[Rows from a layout dataset]
-- START --
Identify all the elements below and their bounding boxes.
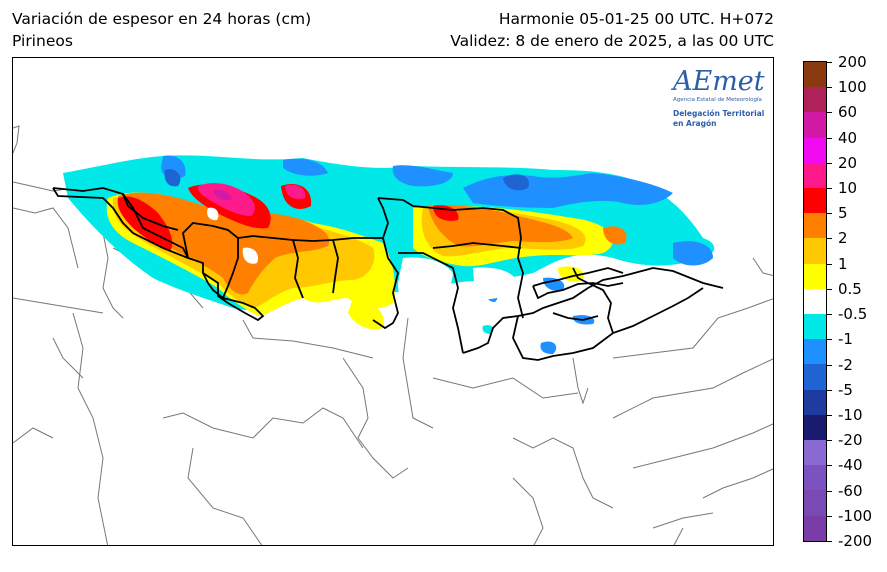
- colorbar-label: -0.5: [838, 305, 868, 324]
- colorbar-segment: [804, 465, 826, 491]
- colorbar-segment: [804, 414, 826, 441]
- colorbar-segment: [804, 137, 826, 163]
- map-region: Pirineos: [12, 32, 73, 50]
- colorbar-label: -60: [838, 481, 863, 500]
- colorbar-segment: [804, 162, 826, 189]
- snow-depth-change-map: [13, 125, 773, 545]
- colorbar-segment: [804, 263, 826, 289]
- colorbar: [803, 61, 827, 542]
- colorbar-tick: [827, 288, 832, 290]
- colorbar-tick: [827, 490, 832, 492]
- colorbar-tick: [827, 213, 832, 215]
- colorbar-tick: [827, 137, 832, 139]
- colorbar-label: -1: [838, 330, 853, 349]
- delegation-line-1: Delegación Territorial: [673, 109, 765, 118]
- colorbar-label: 2: [838, 229, 848, 248]
- colorbar-tick: [827, 87, 832, 89]
- aemet-wordmark: AEmet: [673, 66, 765, 97]
- model-run: Harmonie 05-01-25 00 UTC. H+072: [498, 10, 774, 28]
- colorbar-label: -10: [838, 405, 863, 424]
- colorbar-segment: [804, 238, 826, 264]
- colorbar-tick: [827, 364, 832, 366]
- colorbar-label: -2: [838, 355, 853, 374]
- snow-change-field: [63, 155, 715, 354]
- colorbar-segment: [804, 87, 826, 113]
- colorbar-segment: [804, 62, 826, 88]
- colorbar-label: -20: [838, 431, 863, 450]
- colorbar-label: 60: [838, 103, 858, 122]
- colorbar-segment: [804, 188, 826, 214]
- zone-boundaries: [52, 187, 724, 361]
- colorbar-label: -200: [838, 532, 873, 550]
- colorbar-tick: [827, 389, 832, 391]
- admin-boundaries: [13, 125, 773, 545]
- colorbar-label: -40: [838, 456, 863, 475]
- colorbar-segment: [804, 314, 826, 340]
- colorbar-label: 100: [838, 78, 867, 97]
- colorbar-tick: [827, 339, 832, 341]
- colorbar-label: 0.5: [838, 279, 862, 298]
- colorbar-segment: [804, 515, 826, 541]
- colorbar-tick: [827, 238, 832, 240]
- map-panel: AEmet Agencia Estatal de Meteorología De…: [12, 57, 774, 546]
- validity-time: Validez: 8 de enero de 2025, a las 00 UT…: [450, 32, 774, 50]
- aemet-logo: AEmet Agencia Estatal de Meteorología De…: [673, 66, 768, 138]
- colorbar-tick: [827, 515, 832, 517]
- colorbar-tick: [827, 414, 832, 416]
- colorbar-label: 200: [838, 53, 867, 71]
- colorbar-tick: [827, 541, 832, 542]
- colorbar-tick: [827, 188, 832, 190]
- colorbar-label: -100: [838, 506, 873, 525]
- colorbar-segment: [804, 389, 826, 415]
- colorbar-tick: [827, 314, 832, 316]
- colorbar-segment: [804, 339, 826, 365]
- colorbar-segment: [804, 440, 826, 466]
- colorbar-label: 10: [838, 179, 858, 198]
- agency-name: Agencia Estatal de Meteorología: [673, 97, 762, 103]
- colorbar-tick: [827, 263, 832, 265]
- colorbar-segment: [804, 288, 826, 315]
- colorbar-segment: [804, 213, 826, 239]
- colorbar-label: 40: [838, 128, 858, 147]
- colorbar-label: -5: [838, 380, 853, 399]
- colorbar-tick: [827, 112, 832, 114]
- colorbar-label: 20: [838, 153, 858, 172]
- colorbar-segment: [804, 490, 826, 516]
- colorbar-segment: [804, 112, 826, 138]
- colorbar-tick: [827, 440, 832, 442]
- colorbar-segment: [804, 364, 826, 390]
- colorbar-label: 5: [838, 204, 848, 223]
- colorbar-tick: [827, 62, 832, 63]
- delegation-line-2: en Aragón: [673, 119, 717, 128]
- colorbar-tick: [827, 162, 832, 164]
- map-title: Variación de espesor en 24 horas (cm): [12, 10, 312, 28]
- colorbar-tick: [827, 465, 832, 467]
- colorbar-label: 1: [838, 254, 848, 273]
-- END --
*TASK STATEMENT:* Can you reproduce the entire listing above word for word, leaving out the picture?

*WRITTEN RESPONSE:*
Identify all the elements below and their bounding boxes.
- colorbar-label: -0.5: [838, 305, 868, 324]
- colorbar-segment: [804, 465, 826, 491]
- colorbar-segment: [804, 414, 826, 441]
- colorbar-segment: [804, 137, 826, 163]
- map-region: Pirineos: [12, 32, 73, 50]
- colorbar-label: -60: [838, 481, 863, 500]
- colorbar-segment: [804, 162, 826, 189]
- snow-depth-change-map: [13, 125, 773, 545]
- colorbar-segment: [804, 263, 826, 289]
- colorbar: [803, 61, 827, 542]
- colorbar-tick: [827, 288, 832, 290]
- colorbar-tick: [827, 490, 832, 492]
- colorbar-tick: [827, 213, 832, 215]
- colorbar-tick: [827, 137, 832, 139]
- colorbar-label: -1: [838, 330, 853, 349]
- delegation-line-1: Delegación Territorial: [673, 109, 765, 118]
- colorbar-label: 2: [838, 229, 848, 248]
- colorbar-tick: [827, 87, 832, 89]
- aemet-wordmark: AEmet: [673, 66, 765, 97]
- model-run: Harmonie 05-01-25 00 UTC. H+072: [498, 10, 774, 28]
- colorbar-label: -10: [838, 405, 863, 424]
- colorbar-segment: [804, 238, 826, 264]
- colorbar-tick: [827, 364, 832, 366]
- colorbar-label: -2: [838, 355, 853, 374]
- snow-change-field: [63, 155, 715, 354]
- colorbar-segment: [804, 87, 826, 113]
- colorbar-segment: [804, 62, 826, 88]
- colorbar-label: -20: [838, 431, 863, 450]
- colorbar-label: 60: [838, 103, 858, 122]
- colorbar-segment: [804, 188, 826, 214]
- zone-boundaries: [52, 187, 724, 361]
- colorbar-label: -200: [838, 532, 873, 550]
- colorbar-tick: [827, 389, 832, 391]
- admin-boundaries: [13, 125, 773, 545]
- colorbar-label: -40: [838, 456, 863, 475]
- colorbar-segment: [804, 314, 826, 340]
- colorbar-label: 100: [838, 78, 867, 97]
- colorbar-tick: [827, 339, 832, 341]
- colorbar-label: 0.5: [838, 279, 862, 298]
- colorbar-segment: [804, 515, 826, 541]
- colorbar-tick: [827, 238, 832, 240]
- map-panel: AEmet Agencia Estatal de Meteorología De…: [12, 57, 774, 546]
- validity-time: Validez: 8 de enero de 2025, a las 00 UT…: [450, 32, 774, 50]
- aemet-logo: AEmet Agencia Estatal de Meteorología De…: [673, 66, 768, 138]
- colorbar-tick: [827, 515, 832, 517]
- colorbar-tick: [827, 414, 832, 416]
- colorbar-label: 200: [838, 53, 867, 71]
- colorbar-tick: [827, 541, 832, 542]
- colorbar-tick: [827, 188, 832, 190]
- colorbar-label: -100: [838, 506, 873, 525]
- colorbar-segment: [804, 389, 826, 415]
- colorbar-tick: [827, 314, 832, 316]
- colorbar-segment: [804, 339, 826, 365]
- colorbar-segment: [804, 440, 826, 466]
- colorbar-label: 10: [838, 179, 858, 198]
- agency-name: Agencia Estatal de Meteorología: [673, 97, 762, 103]
- colorbar-tick: [827, 263, 832, 265]
- colorbar-segment: [804, 288, 826, 315]
- colorbar-segment: [804, 213, 826, 239]
- colorbar-label: 40: [838, 128, 858, 147]
- colorbar-label: -5: [838, 380, 853, 399]
- colorbar-tick: [827, 112, 832, 114]
- colorbar-label: 20: [838, 153, 858, 172]
- colorbar-segment: [804, 490, 826, 516]
- colorbar-segment: [804, 112, 826, 138]
- colorbar-tick: [827, 440, 832, 442]
- colorbar-segment: [804, 364, 826, 390]
- colorbar-label: 5: [838, 204, 848, 223]
- colorbar-tick: [827, 62, 832, 63]
- delegation-line-2: en Aragón: [673, 119, 717, 128]
- colorbar-tick: [827, 162, 832, 164]
- map-title: Variación de espesor en 24 horas (cm): [12, 10, 312, 28]
- colorbar-tick: [827, 465, 832, 467]
- colorbar-label: 1: [838, 254, 848, 273]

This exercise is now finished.